Written problem: Go through the listing below and list every line with "they".

Task material:
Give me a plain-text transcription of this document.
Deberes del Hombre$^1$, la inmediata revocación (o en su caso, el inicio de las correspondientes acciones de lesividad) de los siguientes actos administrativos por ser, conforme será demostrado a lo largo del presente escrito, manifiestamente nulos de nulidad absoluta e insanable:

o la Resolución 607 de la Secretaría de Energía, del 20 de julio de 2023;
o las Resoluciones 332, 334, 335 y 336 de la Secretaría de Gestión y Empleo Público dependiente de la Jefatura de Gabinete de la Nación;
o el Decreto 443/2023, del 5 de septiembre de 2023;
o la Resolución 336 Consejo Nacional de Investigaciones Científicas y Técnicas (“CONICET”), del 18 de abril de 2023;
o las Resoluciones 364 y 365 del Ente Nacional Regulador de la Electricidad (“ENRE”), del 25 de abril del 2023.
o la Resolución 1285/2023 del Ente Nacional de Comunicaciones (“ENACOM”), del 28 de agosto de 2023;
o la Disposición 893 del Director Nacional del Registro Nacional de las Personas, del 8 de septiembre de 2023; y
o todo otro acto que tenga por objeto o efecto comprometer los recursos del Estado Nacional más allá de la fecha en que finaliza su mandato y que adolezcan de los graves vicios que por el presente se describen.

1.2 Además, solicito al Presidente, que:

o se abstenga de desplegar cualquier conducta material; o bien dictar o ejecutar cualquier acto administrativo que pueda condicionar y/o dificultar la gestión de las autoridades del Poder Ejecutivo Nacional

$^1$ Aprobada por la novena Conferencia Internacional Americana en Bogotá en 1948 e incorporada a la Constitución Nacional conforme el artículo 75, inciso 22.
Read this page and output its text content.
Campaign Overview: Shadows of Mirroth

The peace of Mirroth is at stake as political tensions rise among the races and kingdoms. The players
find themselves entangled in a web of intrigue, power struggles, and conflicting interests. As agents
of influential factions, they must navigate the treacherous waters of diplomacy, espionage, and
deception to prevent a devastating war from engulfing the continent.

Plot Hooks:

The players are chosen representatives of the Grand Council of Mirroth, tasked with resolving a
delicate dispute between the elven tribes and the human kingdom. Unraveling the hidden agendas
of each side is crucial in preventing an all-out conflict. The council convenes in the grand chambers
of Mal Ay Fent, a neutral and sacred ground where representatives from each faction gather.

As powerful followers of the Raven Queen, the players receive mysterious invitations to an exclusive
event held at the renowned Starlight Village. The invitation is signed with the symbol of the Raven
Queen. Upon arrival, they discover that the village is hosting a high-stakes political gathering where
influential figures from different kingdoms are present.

Response to the exercise:
of influential factions, they must navigate the treacherous waters of diplomacy, espionage, and
Queen. Upon arrival, they discover that the village is hosting a high-stakes political gathering where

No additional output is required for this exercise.